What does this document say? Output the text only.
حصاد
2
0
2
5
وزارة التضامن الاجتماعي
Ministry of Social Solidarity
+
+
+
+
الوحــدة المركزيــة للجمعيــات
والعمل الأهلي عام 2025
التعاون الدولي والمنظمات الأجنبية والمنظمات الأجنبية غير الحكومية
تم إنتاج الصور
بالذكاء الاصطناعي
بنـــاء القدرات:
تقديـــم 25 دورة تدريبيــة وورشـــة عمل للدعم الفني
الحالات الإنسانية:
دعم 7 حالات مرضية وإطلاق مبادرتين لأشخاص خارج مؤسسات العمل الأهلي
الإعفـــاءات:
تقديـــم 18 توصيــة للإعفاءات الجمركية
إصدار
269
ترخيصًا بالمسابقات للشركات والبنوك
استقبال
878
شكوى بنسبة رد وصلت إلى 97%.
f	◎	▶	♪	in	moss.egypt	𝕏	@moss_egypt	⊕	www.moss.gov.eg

■ ■ ■ ■ ■

■ Exercise
Restate the data above exactly, keeping each word as it stands.

■ Answer to the exercise
What does this document say? Output the text only.
حصاد
2
0
2
5
وزارة التضامن الاجتماعي
Ministry of Social Solidarity
+
+
+
+
الوحــدة المركزيــة للجمعيــات
والعمل الأهلي عام 2025
التعاون الدولي والمنظمات الأجنبية والمنظمات الأجنبية غير الحكومية
تم إنتاج الصور
بالذكاء الاصطناعي
بنـــاء القدرات:
تقديـــم 25 دورة تدريبيــة وورشـــة عمل للدعم الفني
الحالات الإنسانية:
دعم 7 حالات مرضية وإطلاق مبادرتين لأشخاص خارج مؤسسات العمل الأهلي
الإعفـــاءات:
تقديـــم 18 توصيــة للإعفاءات الجمركية
إصدار
269
ترخيصًا بالمسابقات للشركات والبنوك
استقبال
878
شكوى بنسبة رد وصلت إلى 97%.
f	◎	▶	♪	in	moss.egypt	𝕏	@moss_egypt	⊕	www.moss.gov.eg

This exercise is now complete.